● **Objective**
Here are some records; quote them exactly, leaving out the pictures.

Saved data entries
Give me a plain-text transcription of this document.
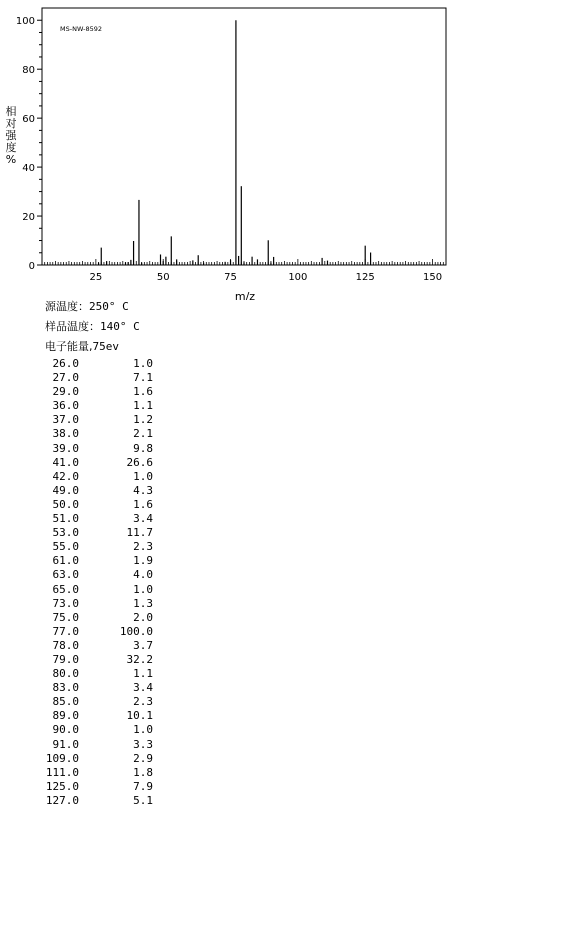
MS-NW-8592
0
20
40
60
80
100
25	50	75	100	125	150
m/z
相
对
强
度
%
源温度：250° C
样品温度：140° C
电子能量,75ev
26.0	1.0
27.0	7.1
29.0	1.6
36.0	1.1
37.0	1.2
38.0	2.1
39.0	9.8
41.0	26.6
42.0	1.0
49.0	4.3
50.0	1.6
51.0	3.4
53.0	11.7
55.0	2.3
61.0	1.9
63.0	4.0
65.0	1.0
73.0	1.3
75.0	2.0
77.0	100.0
78.0	3.7
79.0	32.2
80.0	1.1
83.0	3.4
85.0	2.3
89.0	10.1
90.0	1.0
91.0	3.3
109.0	2.9
111.0	1.8
125.0	7.9
127.0	5.1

● **Solution to this task**
Give me a plain-text transcription of this document.
MS-NW-8592
0
20
40
60
80
100
25	50	75	100	125	150
m/z
相
对
强
度
%
源温度：250° C
样品温度：140° C
电子能量,75ev
26.0	1.0
27.0	7.1
29.0	1.6
36.0	1.1
37.0	1.2
38.0	2.1
39.0	9.8
41.0	26.6
42.0	1.0
49.0	4.3
50.0	1.6
51.0	3.4
53.0	11.7
55.0	2.3
61.0	1.9
63.0	4.0
65.0	1.0
73.0	1.3
75.0	2.0
77.0	100.0
78.0	3.7
79.0	32.2
80.0	1.1
83.0	3.4
85.0	2.3
89.0	10.1
90.0	1.0
91.0	3.3
109.0	2.9
111.0	1.8
125.0	7.9
127.0	5.1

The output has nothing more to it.